* Begin EXCERPTED RECORDS *

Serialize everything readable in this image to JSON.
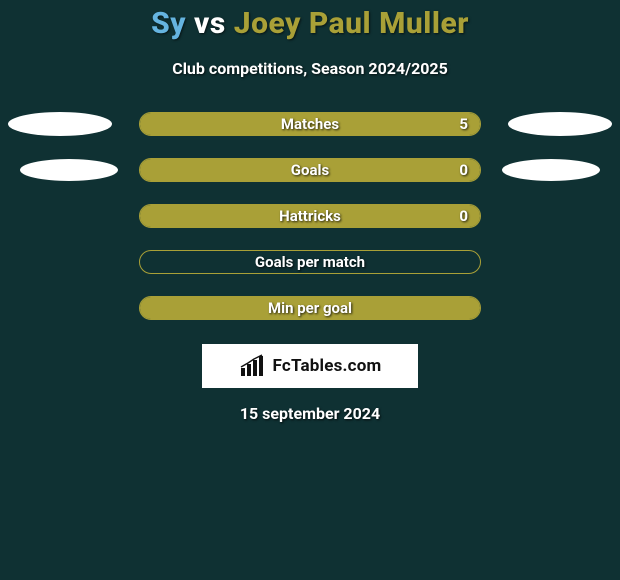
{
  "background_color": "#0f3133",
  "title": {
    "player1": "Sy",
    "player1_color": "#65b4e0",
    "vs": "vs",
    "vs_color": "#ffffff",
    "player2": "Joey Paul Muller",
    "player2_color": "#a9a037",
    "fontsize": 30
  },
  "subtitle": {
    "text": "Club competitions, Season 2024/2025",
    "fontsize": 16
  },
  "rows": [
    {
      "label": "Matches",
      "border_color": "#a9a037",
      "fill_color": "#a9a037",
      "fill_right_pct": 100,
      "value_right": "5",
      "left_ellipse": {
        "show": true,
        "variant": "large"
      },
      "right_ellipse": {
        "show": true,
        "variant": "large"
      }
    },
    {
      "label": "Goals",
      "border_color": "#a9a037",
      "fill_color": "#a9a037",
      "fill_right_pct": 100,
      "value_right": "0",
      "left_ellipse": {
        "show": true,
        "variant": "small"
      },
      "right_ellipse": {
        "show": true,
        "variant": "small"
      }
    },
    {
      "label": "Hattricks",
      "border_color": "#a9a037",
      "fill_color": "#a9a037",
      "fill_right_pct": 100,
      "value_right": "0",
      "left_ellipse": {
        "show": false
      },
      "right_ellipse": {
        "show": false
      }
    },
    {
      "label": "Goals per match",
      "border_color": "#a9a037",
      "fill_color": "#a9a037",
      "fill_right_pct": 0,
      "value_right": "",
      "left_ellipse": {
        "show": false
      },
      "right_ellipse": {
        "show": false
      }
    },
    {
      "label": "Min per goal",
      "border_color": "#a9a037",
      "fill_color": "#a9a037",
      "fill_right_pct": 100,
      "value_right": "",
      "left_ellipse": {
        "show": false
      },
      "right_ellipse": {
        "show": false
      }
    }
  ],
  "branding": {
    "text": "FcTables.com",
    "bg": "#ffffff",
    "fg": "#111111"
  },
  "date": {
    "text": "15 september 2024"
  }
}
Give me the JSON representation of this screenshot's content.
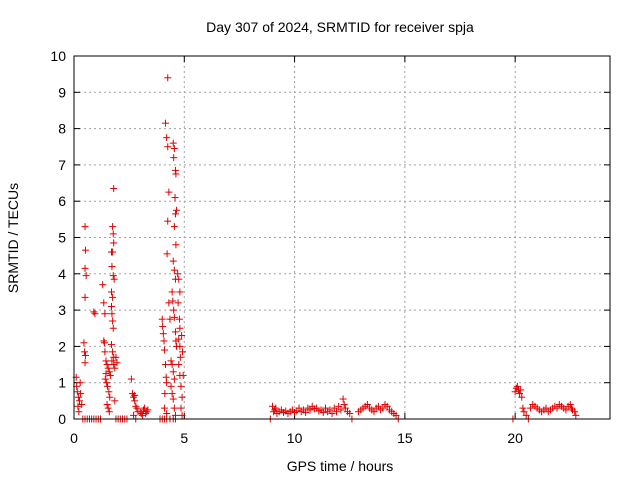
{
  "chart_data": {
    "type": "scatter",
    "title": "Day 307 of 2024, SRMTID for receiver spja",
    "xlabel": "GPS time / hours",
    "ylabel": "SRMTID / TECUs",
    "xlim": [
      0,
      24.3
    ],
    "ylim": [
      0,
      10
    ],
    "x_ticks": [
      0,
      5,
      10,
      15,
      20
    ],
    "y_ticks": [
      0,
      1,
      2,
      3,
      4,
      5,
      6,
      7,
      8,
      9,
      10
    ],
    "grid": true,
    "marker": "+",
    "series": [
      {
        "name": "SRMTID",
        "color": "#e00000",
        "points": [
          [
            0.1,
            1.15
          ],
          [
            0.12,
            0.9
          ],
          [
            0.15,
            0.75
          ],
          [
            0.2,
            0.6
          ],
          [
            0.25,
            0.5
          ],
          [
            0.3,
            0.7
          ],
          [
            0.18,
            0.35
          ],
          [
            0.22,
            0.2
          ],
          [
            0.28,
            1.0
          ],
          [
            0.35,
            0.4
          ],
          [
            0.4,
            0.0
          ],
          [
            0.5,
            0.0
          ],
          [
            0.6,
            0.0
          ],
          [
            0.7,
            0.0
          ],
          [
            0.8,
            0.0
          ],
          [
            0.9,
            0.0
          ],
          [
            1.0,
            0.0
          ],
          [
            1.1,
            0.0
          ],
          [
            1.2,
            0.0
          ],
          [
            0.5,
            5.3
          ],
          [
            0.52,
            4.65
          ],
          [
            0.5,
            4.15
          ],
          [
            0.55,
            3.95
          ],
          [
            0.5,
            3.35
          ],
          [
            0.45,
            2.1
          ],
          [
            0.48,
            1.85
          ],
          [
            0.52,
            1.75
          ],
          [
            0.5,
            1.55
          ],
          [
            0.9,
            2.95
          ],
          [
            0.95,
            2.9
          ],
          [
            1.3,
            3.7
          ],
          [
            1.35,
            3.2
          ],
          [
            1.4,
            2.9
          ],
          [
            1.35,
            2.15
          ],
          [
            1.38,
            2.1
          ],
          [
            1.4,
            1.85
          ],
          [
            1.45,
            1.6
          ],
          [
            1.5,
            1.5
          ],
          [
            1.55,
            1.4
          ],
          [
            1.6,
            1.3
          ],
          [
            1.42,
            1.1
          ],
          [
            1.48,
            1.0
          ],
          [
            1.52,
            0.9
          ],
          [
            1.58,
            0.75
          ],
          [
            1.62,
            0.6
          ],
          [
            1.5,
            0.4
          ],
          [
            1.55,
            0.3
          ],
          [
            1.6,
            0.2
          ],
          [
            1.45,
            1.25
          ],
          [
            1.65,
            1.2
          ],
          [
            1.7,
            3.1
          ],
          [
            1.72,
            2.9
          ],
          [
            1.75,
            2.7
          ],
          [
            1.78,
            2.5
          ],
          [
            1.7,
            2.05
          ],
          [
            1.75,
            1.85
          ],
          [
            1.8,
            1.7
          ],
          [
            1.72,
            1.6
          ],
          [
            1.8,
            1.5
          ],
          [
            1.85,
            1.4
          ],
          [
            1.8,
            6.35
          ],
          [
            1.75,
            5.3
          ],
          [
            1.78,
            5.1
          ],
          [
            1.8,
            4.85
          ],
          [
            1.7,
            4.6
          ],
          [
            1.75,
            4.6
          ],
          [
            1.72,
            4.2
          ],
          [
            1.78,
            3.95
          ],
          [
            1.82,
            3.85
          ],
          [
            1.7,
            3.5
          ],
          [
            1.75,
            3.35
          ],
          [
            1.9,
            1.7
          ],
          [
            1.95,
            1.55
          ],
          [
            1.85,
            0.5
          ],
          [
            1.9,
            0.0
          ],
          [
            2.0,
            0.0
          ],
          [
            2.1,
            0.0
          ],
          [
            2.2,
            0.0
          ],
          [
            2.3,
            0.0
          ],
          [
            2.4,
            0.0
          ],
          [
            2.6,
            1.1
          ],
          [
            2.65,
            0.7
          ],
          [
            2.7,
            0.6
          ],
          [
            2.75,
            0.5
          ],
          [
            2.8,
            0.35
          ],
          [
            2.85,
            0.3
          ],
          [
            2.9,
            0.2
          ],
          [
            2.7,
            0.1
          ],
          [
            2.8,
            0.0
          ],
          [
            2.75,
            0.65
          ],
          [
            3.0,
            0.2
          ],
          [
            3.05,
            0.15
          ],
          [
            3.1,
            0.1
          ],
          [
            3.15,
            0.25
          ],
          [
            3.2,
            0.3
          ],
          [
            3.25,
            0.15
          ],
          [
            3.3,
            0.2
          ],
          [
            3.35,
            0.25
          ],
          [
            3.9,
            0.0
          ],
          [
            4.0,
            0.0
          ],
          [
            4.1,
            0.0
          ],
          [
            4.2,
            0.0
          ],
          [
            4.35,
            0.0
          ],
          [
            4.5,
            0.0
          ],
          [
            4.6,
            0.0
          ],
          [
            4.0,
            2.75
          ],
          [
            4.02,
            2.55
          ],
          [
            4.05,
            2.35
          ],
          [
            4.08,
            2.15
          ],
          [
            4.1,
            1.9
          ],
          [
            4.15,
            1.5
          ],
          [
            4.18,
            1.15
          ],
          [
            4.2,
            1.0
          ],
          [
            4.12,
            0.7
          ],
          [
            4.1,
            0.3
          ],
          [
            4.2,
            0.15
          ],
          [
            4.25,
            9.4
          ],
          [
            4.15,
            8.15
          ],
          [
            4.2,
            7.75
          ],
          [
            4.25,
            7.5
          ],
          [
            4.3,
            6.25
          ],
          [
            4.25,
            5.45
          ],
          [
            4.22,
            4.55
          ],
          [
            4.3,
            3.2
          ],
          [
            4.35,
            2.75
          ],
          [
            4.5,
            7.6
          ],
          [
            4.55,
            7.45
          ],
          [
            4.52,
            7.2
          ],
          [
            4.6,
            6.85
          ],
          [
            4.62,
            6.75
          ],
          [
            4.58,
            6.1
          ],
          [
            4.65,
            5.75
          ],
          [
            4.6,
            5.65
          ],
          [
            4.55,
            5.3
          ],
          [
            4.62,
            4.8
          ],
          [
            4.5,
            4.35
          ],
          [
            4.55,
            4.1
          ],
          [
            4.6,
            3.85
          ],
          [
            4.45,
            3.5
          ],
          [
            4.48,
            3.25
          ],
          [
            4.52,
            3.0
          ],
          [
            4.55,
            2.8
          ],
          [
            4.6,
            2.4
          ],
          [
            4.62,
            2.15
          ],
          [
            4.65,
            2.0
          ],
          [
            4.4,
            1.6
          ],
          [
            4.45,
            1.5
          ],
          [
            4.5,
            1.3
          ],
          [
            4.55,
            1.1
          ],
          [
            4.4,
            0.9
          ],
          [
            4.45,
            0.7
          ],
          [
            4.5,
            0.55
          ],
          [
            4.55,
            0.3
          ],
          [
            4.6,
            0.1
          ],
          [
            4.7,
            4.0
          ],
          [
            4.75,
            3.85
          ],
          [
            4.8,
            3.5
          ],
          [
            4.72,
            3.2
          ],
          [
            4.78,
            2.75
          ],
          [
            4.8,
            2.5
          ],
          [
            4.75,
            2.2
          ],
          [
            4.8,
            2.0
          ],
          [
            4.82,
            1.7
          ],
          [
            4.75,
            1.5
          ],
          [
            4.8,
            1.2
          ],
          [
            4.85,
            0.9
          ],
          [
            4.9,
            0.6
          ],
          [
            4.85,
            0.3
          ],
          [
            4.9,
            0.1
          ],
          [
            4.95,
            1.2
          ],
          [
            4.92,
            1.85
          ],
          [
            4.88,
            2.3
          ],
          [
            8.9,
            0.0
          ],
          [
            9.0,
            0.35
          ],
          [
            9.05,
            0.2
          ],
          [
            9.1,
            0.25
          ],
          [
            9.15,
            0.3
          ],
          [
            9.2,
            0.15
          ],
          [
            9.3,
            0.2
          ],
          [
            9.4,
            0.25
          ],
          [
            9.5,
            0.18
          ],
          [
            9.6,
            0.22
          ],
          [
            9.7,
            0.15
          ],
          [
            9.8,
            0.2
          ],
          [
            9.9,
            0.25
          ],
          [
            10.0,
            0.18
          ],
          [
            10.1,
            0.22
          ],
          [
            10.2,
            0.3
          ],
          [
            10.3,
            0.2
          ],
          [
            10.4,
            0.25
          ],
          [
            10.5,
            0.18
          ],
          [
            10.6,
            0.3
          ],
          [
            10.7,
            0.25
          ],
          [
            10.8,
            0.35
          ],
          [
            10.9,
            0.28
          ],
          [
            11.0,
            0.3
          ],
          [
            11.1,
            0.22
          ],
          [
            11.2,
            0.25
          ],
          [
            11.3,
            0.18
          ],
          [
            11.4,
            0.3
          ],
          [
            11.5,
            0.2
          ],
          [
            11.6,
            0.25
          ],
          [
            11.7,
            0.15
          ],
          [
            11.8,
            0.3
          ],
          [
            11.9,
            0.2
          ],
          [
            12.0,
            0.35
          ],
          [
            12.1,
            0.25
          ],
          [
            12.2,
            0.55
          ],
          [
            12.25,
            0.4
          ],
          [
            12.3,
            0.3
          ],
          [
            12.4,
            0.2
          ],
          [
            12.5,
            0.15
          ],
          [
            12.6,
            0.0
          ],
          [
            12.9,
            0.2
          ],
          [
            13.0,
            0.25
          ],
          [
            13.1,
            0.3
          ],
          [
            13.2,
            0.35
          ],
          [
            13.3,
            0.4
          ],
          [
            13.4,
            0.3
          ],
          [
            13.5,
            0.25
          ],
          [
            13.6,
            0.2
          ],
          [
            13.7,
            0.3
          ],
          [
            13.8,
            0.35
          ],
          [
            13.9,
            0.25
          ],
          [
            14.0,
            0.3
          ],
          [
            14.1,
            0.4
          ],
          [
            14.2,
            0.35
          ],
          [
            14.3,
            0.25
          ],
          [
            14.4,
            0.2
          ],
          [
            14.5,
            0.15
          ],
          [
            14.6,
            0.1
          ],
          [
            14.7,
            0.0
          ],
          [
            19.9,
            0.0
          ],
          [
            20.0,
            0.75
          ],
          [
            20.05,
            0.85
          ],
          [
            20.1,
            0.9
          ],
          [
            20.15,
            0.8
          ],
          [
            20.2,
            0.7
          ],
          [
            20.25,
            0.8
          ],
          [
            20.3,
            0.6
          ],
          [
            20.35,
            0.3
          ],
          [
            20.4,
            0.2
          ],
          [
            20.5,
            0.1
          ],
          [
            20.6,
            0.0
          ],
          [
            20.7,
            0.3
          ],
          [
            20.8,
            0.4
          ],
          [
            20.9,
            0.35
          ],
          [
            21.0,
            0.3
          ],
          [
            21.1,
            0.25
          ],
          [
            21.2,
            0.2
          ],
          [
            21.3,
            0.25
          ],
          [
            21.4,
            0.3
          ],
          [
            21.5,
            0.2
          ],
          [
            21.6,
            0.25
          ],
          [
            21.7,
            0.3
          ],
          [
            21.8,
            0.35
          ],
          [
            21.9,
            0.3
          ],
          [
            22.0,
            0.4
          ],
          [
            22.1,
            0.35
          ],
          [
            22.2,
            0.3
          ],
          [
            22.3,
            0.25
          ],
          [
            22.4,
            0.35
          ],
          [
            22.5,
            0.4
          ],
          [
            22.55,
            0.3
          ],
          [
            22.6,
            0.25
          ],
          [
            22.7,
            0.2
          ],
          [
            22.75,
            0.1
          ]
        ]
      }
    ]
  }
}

* End EXCERPTED RECORDS *

» EXERCISE TASK:
Scan the lines for the string "this". Pick out every line that has it.

» ANSWER IN FULL:
Serialize everything readable in this image to JSON.
Give me the JSON representation of this screenshot's content.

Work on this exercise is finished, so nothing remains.